Repeat each line of the material exactly.

——————

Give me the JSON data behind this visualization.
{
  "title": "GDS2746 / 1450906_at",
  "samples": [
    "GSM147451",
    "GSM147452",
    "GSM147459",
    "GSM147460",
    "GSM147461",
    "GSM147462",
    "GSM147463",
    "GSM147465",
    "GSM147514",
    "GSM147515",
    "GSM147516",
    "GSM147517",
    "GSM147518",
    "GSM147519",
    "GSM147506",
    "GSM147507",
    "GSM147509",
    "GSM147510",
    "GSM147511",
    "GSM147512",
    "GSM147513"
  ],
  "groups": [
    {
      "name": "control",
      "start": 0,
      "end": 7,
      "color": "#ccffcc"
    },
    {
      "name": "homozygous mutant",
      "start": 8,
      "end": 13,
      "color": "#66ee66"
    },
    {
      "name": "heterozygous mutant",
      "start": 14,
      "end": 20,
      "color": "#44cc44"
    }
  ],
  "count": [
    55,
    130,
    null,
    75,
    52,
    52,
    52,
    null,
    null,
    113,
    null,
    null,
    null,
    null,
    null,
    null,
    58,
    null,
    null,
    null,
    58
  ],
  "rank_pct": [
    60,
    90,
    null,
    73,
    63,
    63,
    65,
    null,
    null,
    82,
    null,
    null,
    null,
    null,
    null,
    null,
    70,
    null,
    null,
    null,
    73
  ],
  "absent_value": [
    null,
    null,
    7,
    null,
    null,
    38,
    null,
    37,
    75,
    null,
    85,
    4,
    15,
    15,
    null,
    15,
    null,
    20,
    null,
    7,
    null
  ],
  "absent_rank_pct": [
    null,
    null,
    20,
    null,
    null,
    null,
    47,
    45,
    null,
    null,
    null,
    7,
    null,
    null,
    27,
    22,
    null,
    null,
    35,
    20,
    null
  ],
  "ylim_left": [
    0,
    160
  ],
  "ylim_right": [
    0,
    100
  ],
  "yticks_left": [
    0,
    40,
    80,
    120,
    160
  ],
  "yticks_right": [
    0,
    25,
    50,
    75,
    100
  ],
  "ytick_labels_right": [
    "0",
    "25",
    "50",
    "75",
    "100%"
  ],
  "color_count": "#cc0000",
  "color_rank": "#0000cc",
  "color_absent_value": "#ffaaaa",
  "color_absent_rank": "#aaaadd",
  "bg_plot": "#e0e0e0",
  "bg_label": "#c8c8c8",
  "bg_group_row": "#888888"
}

——————

Written solution:
Give me the JSON data behind this visualization.
{
  "title": "GDS2746 / 1450906_at",
  "samples": [
    "GSM147451",
    "GSM147452",
    "GSM147459",
    "GSM147460",
    "GSM147461",
    "GSM147462",
    "GSM147463",
    "GSM147465",
    "GSM147514",
    "GSM147515",
    "GSM147516",
    "GSM147517",
    "GSM147518",
    "GSM147519",
    "GSM147506",
    "GSM147507",
    "GSM147509",
    "GSM147510",
    "GSM147511",
    "GSM147512",
    "GSM147513"
  ],
  "groups": [
    {
      "name": "control",
      "start": 0,
      "end": 7,
      "color": "#ccffcc"
    },
    {
      "name": "homozygous mutant",
      "start": 8,
      "end": 13,
      "color": "#66ee66"
    },
    {
      "name": "heterozygous mutant",
      "start": 14,
      "end": 20,
      "color": "#44cc44"
    }
  ],
  "count": [
    55,
    130,
    null,
    75,
    52,
    52,
    52,
    null,
    null,
    113,
    null,
    null,
    null,
    null,
    null,
    null,
    58,
    null,
    null,
    null,
    58
  ],
  "rank_pct": [
    60,
    90,
    null,
    73,
    63,
    63,
    65,
    null,
    null,
    82,
    null,
    null,
    null,
    null,
    null,
    null,
    70,
    null,
    null,
    null,
    73
  ],
  "absent_value": [
    null,
    null,
    7,
    null,
    null,
    38,
    null,
    37,
    75,
    null,
    85,
    4,
    15,
    15,
    null,
    15,
    null,
    20,
    null,
    7,
    null
  ],
  "absent_rank_pct": [
    null,
    null,
    20,
    null,
    null,
    null,
    47,
    45,
    null,
    null,
    null,
    7,
    null,
    null,
    27,
    22,
    null,
    null,
    35,
    20,
    null
  ],
  "ylim_left": [
    0,
    160
  ],
  "ylim_right": [
    0,
    100
  ],
  "yticks_left": [
    0,
    40,
    80,
    120,
    160
  ],
  "yticks_right": [
    0,
    25,
    50,
    75,
    100
  ],
  "ytick_labels_right": [
    "0",
    "25",
    "50",
    "75",
    "100%"
  ],
  "color_count": "#cc0000",
  "color_rank": "#0000cc",
  "color_absent_value": "#ffaaaa",
  "color_absent_rank": "#aaaadd",
  "bg_plot": "#e0e0e0",
  "bg_label": "#c8c8c8",
  "bg_group_row": "#888888"
}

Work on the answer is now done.